_Problem statement_:
Transcribe the listing in full, excluding any pictures.

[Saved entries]

════════

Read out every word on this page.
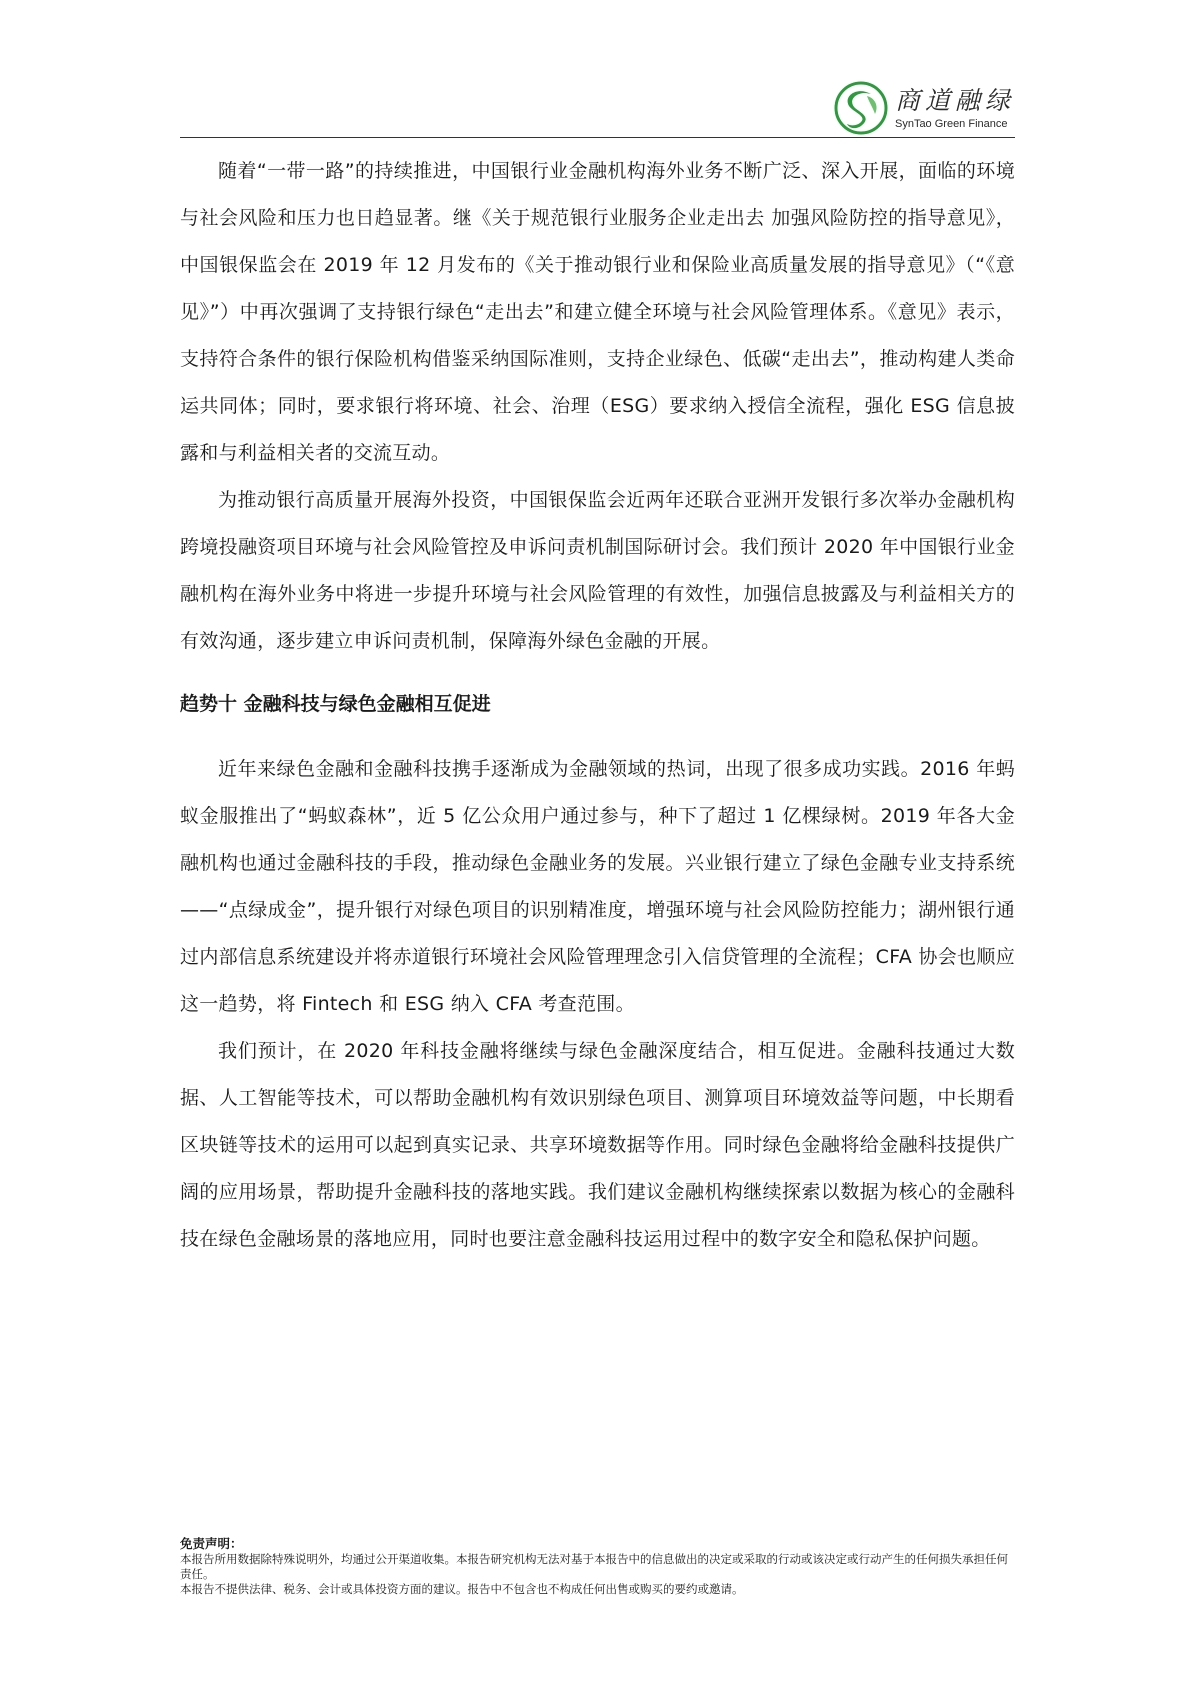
商道融绿
SynTao Green Finance

随着“一带一路”的持续推进，中国银行业金融机构海外业务不断广泛、深入开展，面临的环境与社会风险和压力也日趋显著。继《关于规范银行业服务企业走出去 加强风险防控的指导意见》，中国银保监会在 2019 年 12 月发布的《关于推动银行业和保险业高质量发展的指导意见》（“《意见》”）中再次强调了支持银行绿色“走出去”和建立健全环境与社会风险管理体系。《意见》表示，支持符合条件的银行保险机构借鉴采纳国际准则，支持企业绿色、低碳“走出去”，推动构建人类命运共同体；同时，要求银行将环境、社会、治理（ESG）要求纳入授信全流程，强化 ESG 信息披露和与利益相关者的交流互动。

为推动银行高质量开展海外投资，中国银保监会近两年还联合亚洲开发银行多次举办金融机构跨境投融资项目环境与社会风险管控及申诉问责机制国际研讨会。我们预计 2020 年中国银行业金融机构在海外业务中将进一步提升环境与社会风险管理的有效性，加强信息披露及与利益相关方的有效沟通，逐步建立申诉问责机制，保障海外绿色金融的开展。

趋势十 金融科技与绿色金融相互促进

近年来绿色金融和金融科技携手逐渐成为金融领域的热词，出现了很多成功实践。2016 年蚂蚁金服推出了“蚂蚁森林”，近 5 亿公众用户通过参与，种下了超过 1 亿棵绿树。2019 年各大金融机构也通过金融科技的手段，推动绿色金融业务的发展。兴业银行建立了绿色金融专业支持系统——“点绿成金”，提升银行对绿色项目的识别精准度，增强环境与社会风险防控能力；湖州银行通过内部信息系统建设并将赤道银行环境社会风险管理理念引入信贷管理的全流程；CFA 协会也顺应这一趋势，将 Fintech 和 ESG 纳入 CFA 考查范围。

我们预计，在 2020 年科技金融将继续与绿色金融深度结合，相互促进。金融科技通过大数据、人工智能等技术，可以帮助金融机构有效识别绿色项目、测算项目环境效益等问题，中长期看区块链等技术的运用可以起到真实记录、共享环境数据等作用。同时绿色金融将给金融科技提供广阔的应用场景，帮助提升金融科技的落地实践。我们建议金融机构继续探索以数据为核心的金融科技在绿色金融场景的落地应用，同时也要注意金融科技运用过程中的数字安全和隐私保护问题。

免责声明：

本报告所用数据除特殊说明外，均通过公开渠道收集。本报告研究机构无法对基于本报告中的信息做出的决定或采取的行动或该决定或行动产生的任何损失承担任何责任。

本报告不提供法律、税务、会计或具体投资方面的建议。报告中不包含也不构成任何出售或购买的要约或邀请。
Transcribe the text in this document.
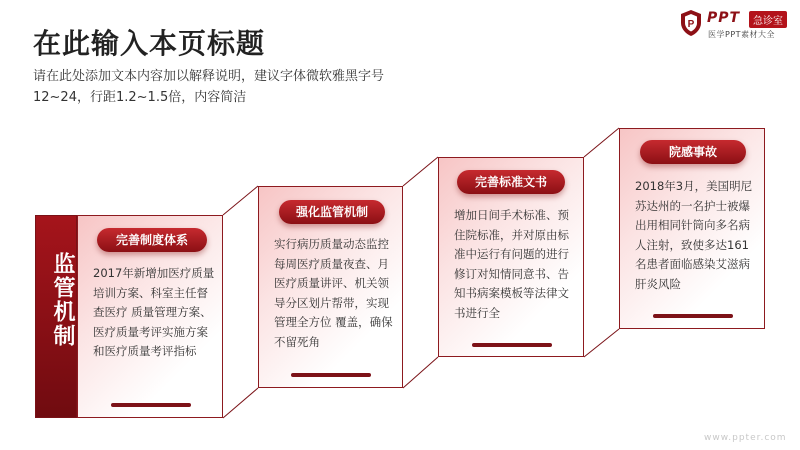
在此输入本页标题
请在此处添加文本内容加以解释说明，建议字体微软雅黑字号12~24，行距1.2~1.5倍，内容简洁
P PPT	急诊室
医学PPT素材大全
监管机制
完善制度体系
2017年新增加医疗质量培训方案、科室主任督查医疗 质量管理方案、医疗质量考评实施方案和医疗质量考评指标
强化监管机制
实行病历质量动态监控每周医疗质量夜查、月医疗质量讲评、机关领导分区划片帮带，实现管理全方位 覆盖，确保不留死角
完善标准文书
增加日间手术标准、预住院标准，并对原由标准中运行有问题的进行修订对知情同意书、告知书病案模板等法律文书进行全
院感事故
2018年3月，美国明尼苏达州的一名护士被爆出用相同针筒向多名病人注射，致使多达161名患者面临感染艾滋病肝炎风险
www.ppter.com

════════

_Written answer_:
Read out every word on this page.
商道融绿
SynTao Green Finance

随着“一带一路”的持续推进，中国银行业金融机构海外业务不断广泛、深入开展，面临的环境与社会风险和压力也日趋显著。继《关于规范银行业服务企业走出去 加强风险防控的指导意见》，中国银保监会在 2019 年 12 月发布的《关于推动银行业和保险业高质量发展的指导意见》（“《意见》”）中再次强调了支持银行绿色“走出去”和建立健全环境与社会风险管理体系。《意见》表示，支持符合条件的银行保险机构借鉴采纳国际准则，支持企业绿色、低碳“走出去”，推动构建人类命运共同体；同时，要求银行将环境、社会、治理（ESG）要求纳入授信全流程，强化 ESG 信息披露和与利益相关者的交流互动。

为推动银行高质量开展海外投资，中国银保监会近两年还联合亚洲开发银行多次举办金融机构跨境投融资项目环境与社会风险管控及申诉问责机制国际研讨会。我们预计 2020 年中国银行业金融机构在海外业务中将进一步提升环境与社会风险管理的有效性，加强信息披露及与利益相关方的有效沟通，逐步建立申诉问责机制，保障海外绿色金融的开展。

趋势十 金融科技与绿色金融相互促进

近年来绿色金融和金融科技携手逐渐成为金融领域的热词，出现了很多成功实践。2016 年蚂蚁金服推出了“蚂蚁森林”，近 5 亿公众用户通过参与，种下了超过 1 亿棵绿树。2019 年各大金融机构也通过金融科技的手段，推动绿色金融业务的发展。兴业银行建立了绿色金融专业支持系统——“点绿成金”，提升银行对绿色项目的识别精准度，增强环境与社会风险防控能力；湖州银行通过内部信息系统建设并将赤道银行环境社会风险管理理念引入信贷管理的全流程；CFA 协会也顺应这一趋势，将 Fintech 和 ESG 纳入 CFA 考查范围。

我们预计，在 2020 年科技金融将继续与绿色金融深度结合，相互促进。金融科技通过大数据、人工智能等技术，可以帮助金融机构有效识别绿色项目、测算项目环境效益等问题，中长期看区块链等技术的运用可以起到真实记录、共享环境数据等作用。同时绿色金融将给金融科技提供广阔的应用场景，帮助提升金融科技的落地实践。我们建议金融机构继续探索以数据为核心的金融科技在绿色金融场景的落地应用，同时也要注意金融科技运用过程中的数字安全和隐私保护问题。

免责声明：

本报告所用数据除特殊说明外，均通过公开渠道收集。本报告研究机构无法对基于本报告中的信息做出的决定或采取的行动或该决定或行动产生的任何损失承担任何责任。

本报告不提供法律、税务、会计或具体投资方面的建议。报告中不包含也不构成任何出售或购买的要约或邀请。
Transcribe the text in this document.
在此输入本页标题
请在此处添加文本内容加以解释说明，建议字体微软雅黑字号12~24，行距1.2~1.5倍，内容简洁
P PPT	急诊室
医学PPT素材大全
监管机制
完善制度体系
2017年新增加医疗质量培训方案、科室主任督查医疗 质量管理方案、医疗质量考评实施方案和医疗质量考评指标
强化监管机制
实行病历质量动态监控每周医疗质量夜查、月医疗质量讲评、机关领导分区划片帮带，实现管理全方位 覆盖，确保不留死角
完善标准文书
增加日间手术标准、预住院标准，并对原由标准中运行有问题的进行修订对知情同意书、告知书病案模板等法律文书进行全
院感事故
2018年3月，美国明尼苏达州的一名护士被爆出用相同针筒向多名病人注射，致使多达161名患者面临感染艾滋病肝炎风险
www.ppter.com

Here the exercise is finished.